PROBLEM DETAILS: Please write out all of the entries beneath this line exactly, skipping the pictures.

RECORDS TO PROCESS:
┄┄┄┄┄┄┄┄┄┄

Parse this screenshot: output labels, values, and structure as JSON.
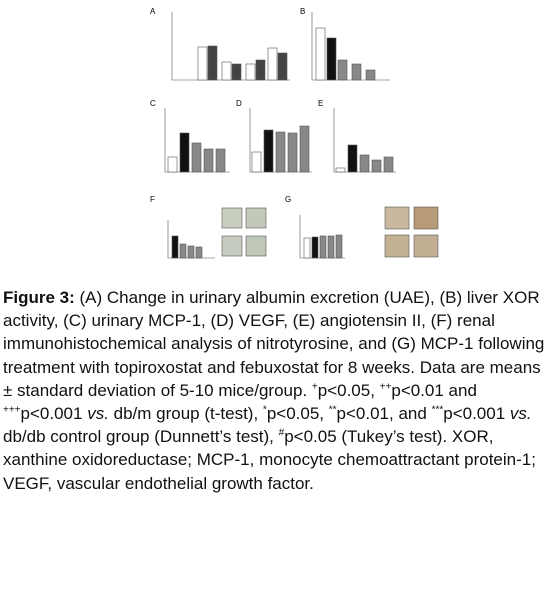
{
  "figure": {
    "panels": [
      "A",
      "B",
      "C",
      "D",
      "E",
      "F",
      "G"
    ]
  },
  "caption": {
    "segments": [
      "Figure 3:",
      " (A) Change in urinary albumin excretion (UAE), (B) liver XOR activity, (C) urinary MCP-1, (D) VEGF, (E) angiotensin II, (F) renal immunohistochemical analysis of nitrotyrosine, and (G) MCP-1 following treatment with topiroxostat and febuxostat for 8 weeks. Data are means ± standard deviation of 5-10 mice/group. ",
      "+",
      "p<0.05, ",
      "++",
      "p<0.01 and ",
      "+++",
      "p<0.001 ",
      "vs.",
      " db/m group (t-test), ",
      "*",
      "p<0.05, ",
      "**",
      "p<0.01, and ",
      "***",
      "p<0.001 ",
      "vs.",
      " db/db control group (Dunnett’s test), ",
      "#",
      "p<0.05 (Tukey’s test). XOR, xanthine oxidoreductase; MCP-1, monocyte chemoattractant protein-1; VEGF, vascular endothelial growth factor."
    ]
  }
}
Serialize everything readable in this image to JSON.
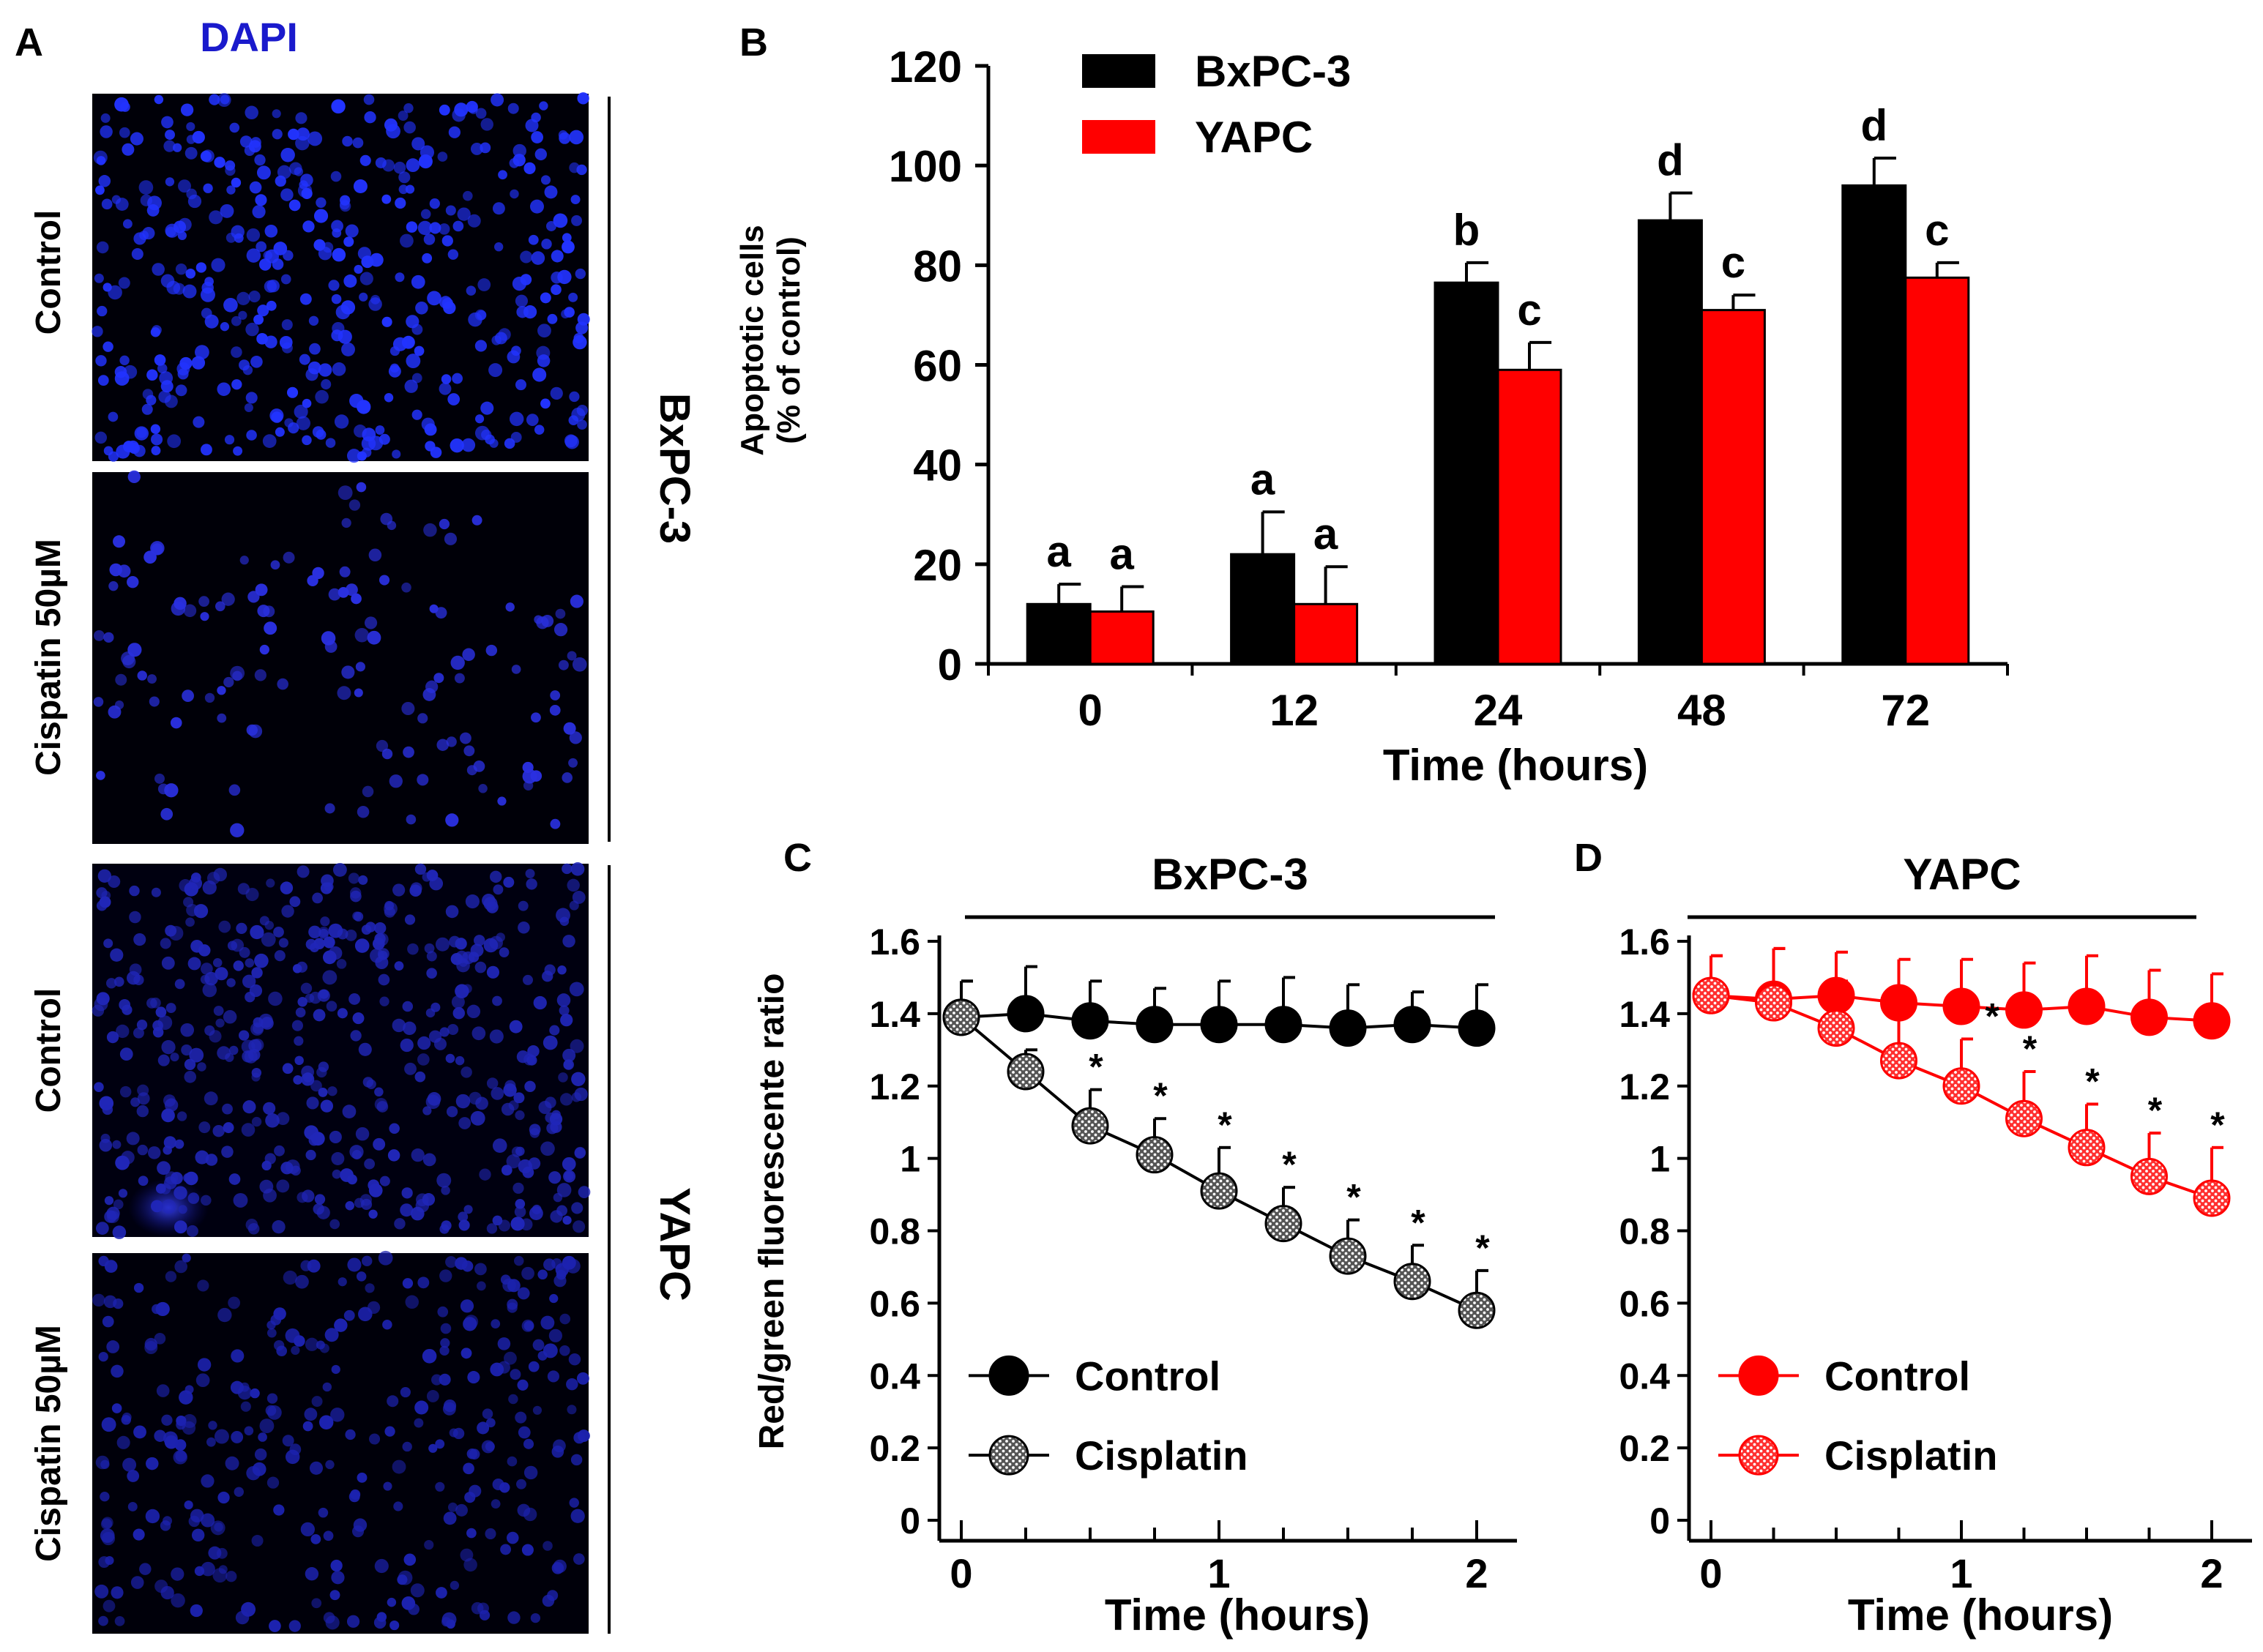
{
  "panel_a": {
    "label": "A",
    "stain_label": "DAPI",
    "stain_color": "#1a1acc",
    "row_labels": [
      "Control",
      "Cispatin 50µM",
      "Control",
      "Cispatin 50µM"
    ],
    "group_labels": [
      "BxPC-3",
      "YAPC"
    ]
  },
  "panel_b": {
    "label": "B"
  },
  "panel_c": {
    "label": "C"
  },
  "panel_d": {
    "label": "D"
  },
  "colors": {
    "bxpc3": "#000000",
    "yapc": "#ff0000"
  },
  "chart_data": [
    {
      "id": "B",
      "type": "bar",
      "title": "",
      "xlabel": "Time (hours)",
      "ylabel_lines": [
        "Apoptotic cells",
        "(% of control)"
      ],
      "categories": [
        "0",
        "12",
        "24",
        "48",
        "72"
      ],
      "ylim": [
        0,
        120
      ],
      "yticks": [
        0,
        20,
        40,
        60,
        80,
        100,
        120
      ],
      "legend_position": "top-left",
      "series": [
        {
          "name": "BxPC-3",
          "color": "#000000",
          "values": [
            12,
            22,
            76.5,
            89,
            96
          ],
          "errors": [
            4,
            8.5,
            4,
            5.5,
            5.5
          ],
          "letters": [
            "a",
            "a",
            "b",
            "d",
            "d"
          ]
        },
        {
          "name": "YAPC",
          "color": "#ff0000",
          "values": [
            10.5,
            12,
            59,
            71,
            77.5
          ],
          "errors": [
            5,
            7.5,
            5.5,
            3,
            3
          ],
          "letters": [
            "a",
            "a",
            "c",
            "c",
            "c"
          ]
        }
      ]
    },
    {
      "id": "C",
      "type": "line",
      "title": "BxPC-3",
      "xlabel": "Time (hours)",
      "ylabel": "Red/green fluorescente ratio",
      "xlim": [
        0,
        2
      ],
      "xticks": [
        0,
        1,
        2
      ],
      "ylim": [
        0,
        1.6
      ],
      "yticks": [
        "0",
        "0.2",
        "0.4",
        "0.6",
        "0.8",
        "1",
        "1.2",
        "1.4",
        "1.6"
      ],
      "legend_position": "bottom-left",
      "series": [
        {
          "name": "Control",
          "color": "#000000",
          "style": "solid",
          "x": [
            0,
            0.25,
            0.5,
            0.75,
            1,
            1.25,
            1.5,
            1.75,
            2
          ],
          "y": [
            1.39,
            1.4,
            1.38,
            1.37,
            1.37,
            1.37,
            1.36,
            1.37,
            1.36
          ],
          "err": [
            0.1,
            0.13,
            0.11,
            0.1,
            0.12,
            0.13,
            0.12,
            0.09,
            0.12
          ]
        },
        {
          "name": "Cisplatin",
          "color": "#000000",
          "style": "hatched",
          "x": [
            0,
            0.25,
            0.5,
            0.75,
            1,
            1.25,
            1.5,
            1.75,
            2
          ],
          "y": [
            1.39,
            1.24,
            1.09,
            1.01,
            0.91,
            0.82,
            0.73,
            0.66,
            0.58
          ],
          "err": [
            0.1,
            0.06,
            0.1,
            0.1,
            0.12,
            0.1,
            0.1,
            0.1,
            0.11
          ]
        }
      ],
      "significance_marker": "*",
      "significance_x": [
        0.5,
        0.75,
        1,
        1.25,
        1.5,
        1.75,
        2
      ]
    },
    {
      "id": "D",
      "type": "line",
      "title": "YAPC",
      "xlabel": "Time (hours)",
      "ylabel": "",
      "xlim": [
        0,
        2
      ],
      "xticks": [
        0,
        1,
        2
      ],
      "ylim": [
        0,
        1.6
      ],
      "yticks": [
        "0",
        "0.2",
        "0.4",
        "0.6",
        "0.8",
        "1",
        "1.2",
        "1.4",
        "1.6"
      ],
      "legend_position": "bottom-left",
      "series": [
        {
          "name": "Control",
          "color": "#ff0000",
          "style": "solid",
          "x": [
            0,
            0.25,
            0.5,
            0.75,
            1,
            1.25,
            1.5,
            1.75,
            2
          ],
          "y": [
            1.45,
            1.44,
            1.45,
            1.43,
            1.42,
            1.41,
            1.42,
            1.39,
            1.38
          ],
          "err": [
            0.11,
            0.14,
            0.12,
            0.12,
            0.13,
            0.13,
            0.14,
            0.13,
            0.13
          ]
        },
        {
          "name": "Cisplatin",
          "color": "#ff0000",
          "style": "hatched",
          "x": [
            0,
            0.25,
            0.5,
            0.75,
            1,
            1.25,
            1.5,
            1.75,
            2
          ],
          "y": [
            1.45,
            1.43,
            1.36,
            1.27,
            1.2,
            1.11,
            1.03,
            0.95,
            0.89
          ],
          "err": [
            0.11,
            0.15,
            0.13,
            0.14,
            0.13,
            0.13,
            0.12,
            0.12,
            0.14
          ]
        }
      ],
      "significance_marker": "*",
      "significance_x": [
        1.1,
        1.25,
        1.5,
        1.75,
        2
      ]
    }
  ]
}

┄┄┄┄┄┄┄┄┄┄

WRITTEN REPLY:
Parse this screenshot: output labels, values, and structure as JSON.
{
  "figure": {
    "panels": [
      "A",
      "B",
      "C",
      "D",
      "E",
      "F",
      "G"
    ]
  },
  "caption": {
    "segments": [
      "Figure 3:",
      " (A) Change in urinary albumin excretion (UAE), (B) liver XOR activity, (C) urinary MCP-1, (D) VEGF, (E) angiotensin II, (F) renal immunohistochemical analysis of nitrotyrosine, and (G) MCP-1 following treatment with topiroxostat and febuxostat for 8 weeks. Data are means ± standard deviation of 5-10 mice/group. ",
      "+",
      "p<0.05, ",
      "++",
      "p<0.01 and ",
      "+++",
      "p<0.001 ",
      "vs.",
      " db/m group (t-test), ",
      "*",
      "p<0.05, ",
      "**",
      "p<0.01, and ",
      "***",
      "p<0.001 ",
      "vs.",
      " db/db control group (Dunnett’s test), ",
      "#",
      "p<0.05 (Tukey’s test). XOR, xanthine oxidoreductase; MCP-1, monocyte chemoattractant protein-1; VEGF, vascular endothelial growth factor."
    ]
  }
}
Serialize everything readable in this image to JSON.
{
  "panel_a": {
    "label": "A",
    "stain_label": "DAPI",
    "stain_color": "#1a1acc",
    "row_labels": [
      "Control",
      "Cispatin 50µM",
      "Control",
      "Cispatin 50µM"
    ],
    "group_labels": [
      "BxPC-3",
      "YAPC"
    ]
  },
  "panel_b": {
    "label": "B"
  },
  "panel_c": {
    "label": "C"
  },
  "panel_d": {
    "label": "D"
  },
  "colors": {
    "bxpc3": "#000000",
    "yapc": "#ff0000"
  },
  "chart_data": [
    {
      "id": "B",
      "type": "bar",
      "title": "",
      "xlabel": "Time (hours)",
      "ylabel_lines": [
        "Apoptotic cells",
        "(% of control)"
      ],
      "categories": [
        "0",
        "12",
        "24",
        "48",
        "72"
      ],
      "ylim": [
        0,
        120
      ],
      "yticks": [
        0,
        20,
        40,
        60,
        80,
        100,
        120
      ],
      "legend_position": "top-left",
      "series": [
        {
          "name": "BxPC-3",
          "color": "#000000",
          "values": [
            12,
            22,
            76.5,
            89,
            96
          ],
          "errors": [
            4,
            8.5,
            4,
            5.5,
            5.5
          ],
          "letters": [
            "a",
            "a",
            "b",
            "d",
            "d"
          ]
        },
        {
          "name": "YAPC",
          "color": "#ff0000",
          "values": [
            10.5,
            12,
            59,
            71,
            77.5
          ],
          "errors": [
            5,
            7.5,
            5.5,
            3,
            3
          ],
          "letters": [
            "a",
            "a",
            "c",
            "c",
            "c"
          ]
        }
      ]
    },
    {
      "id": "C",
      "type": "line",
      "title": "BxPC-3",
      "xlabel": "Time (hours)",
      "ylabel": "Red/green fluorescente ratio",
      "xlim": [
        0,
        2
      ],
      "xticks": [
        0,
        1,
        2
      ],
      "ylim": [
        0,
        1.6
      ],
      "yticks": [
        "0",
        "0.2",
        "0.4",
        "0.6",
        "0.8",
        "1",
        "1.2",
        "1.4",
        "1.6"
      ],
      "legend_position": "bottom-left",
      "series": [
        {
          "name": "Control",
          "color": "#000000",
          "style": "solid",
          "x": [
            0,
            0.25,
            0.5,
            0.75,
            1,
            1.25,
            1.5,
            1.75,
            2
          ],
          "y": [
            1.39,
            1.4,
            1.38,
            1.37,
            1.37,
            1.37,
            1.36,
            1.37,
            1.36
          ],
          "err": [
            0.1,
            0.13,
            0.11,
            0.1,
            0.12,
            0.13,
            0.12,
            0.09,
            0.12
          ]
        },
        {
          "name": "Cisplatin",
          "color": "#000000",
          "style": "hatched",
          "x": [
            0,
            0.25,
            0.5,
            0.75,
            1,
            1.25,
            1.5,
            1.75,
            2
          ],
          "y": [
            1.39,
            1.24,
            1.09,
            1.01,
            0.91,
            0.82,
            0.73,
            0.66,
            0.58
          ],
          "err": [
            0.1,
            0.06,
            0.1,
            0.1,
            0.12,
            0.1,
            0.1,
            0.1,
            0.11
          ]
        }
      ],
      "significance_marker": "*",
      "significance_x": [
        0.5,
        0.75,
        1,
        1.25,
        1.5,
        1.75,
        2
      ]
    },
    {
      "id": "D",
      "type": "line",
      "title": "YAPC",
      "xlabel": "Time (hours)",
      "ylabel": "",
      "xlim": [
        0,
        2
      ],
      "xticks": [
        0,
        1,
        2
      ],
      "ylim": [
        0,
        1.6
      ],
      "yticks": [
        "0",
        "0.2",
        "0.4",
        "0.6",
        "0.8",
        "1",
        "1.2",
        "1.4",
        "1.6"
      ],
      "legend_position": "bottom-left",
      "series": [
        {
          "name": "Control",
          "color": "#ff0000",
          "style": "solid",
          "x": [
            0,
            0.25,
            0.5,
            0.75,
            1,
            1.25,
            1.5,
            1.75,
            2
          ],
          "y": [
            1.45,
            1.44,
            1.45,
            1.43,
            1.42,
            1.41,
            1.42,
            1.39,
            1.38
          ],
          "err": [
            0.11,
            0.14,
            0.12,
            0.12,
            0.13,
            0.13,
            0.14,
            0.13,
            0.13
          ]
        },
        {
          "name": "Cisplatin",
          "color": "#ff0000",
          "style": "hatched",
          "x": [
            0,
            0.25,
            0.5,
            0.75,
            1,
            1.25,
            1.5,
            1.75,
            2
          ],
          "y": [
            1.45,
            1.43,
            1.36,
            1.27,
            1.2,
            1.11,
            1.03,
            0.95,
            0.89
          ],
          "err": [
            0.11,
            0.15,
            0.13,
            0.14,
            0.13,
            0.13,
            0.12,
            0.12,
            0.14
          ]
        }
      ],
      "significance_marker": "*",
      "significance_x": [
        1.1,
        1.25,
        1.5,
        1.75,
        2
      ]
    }
  ]
}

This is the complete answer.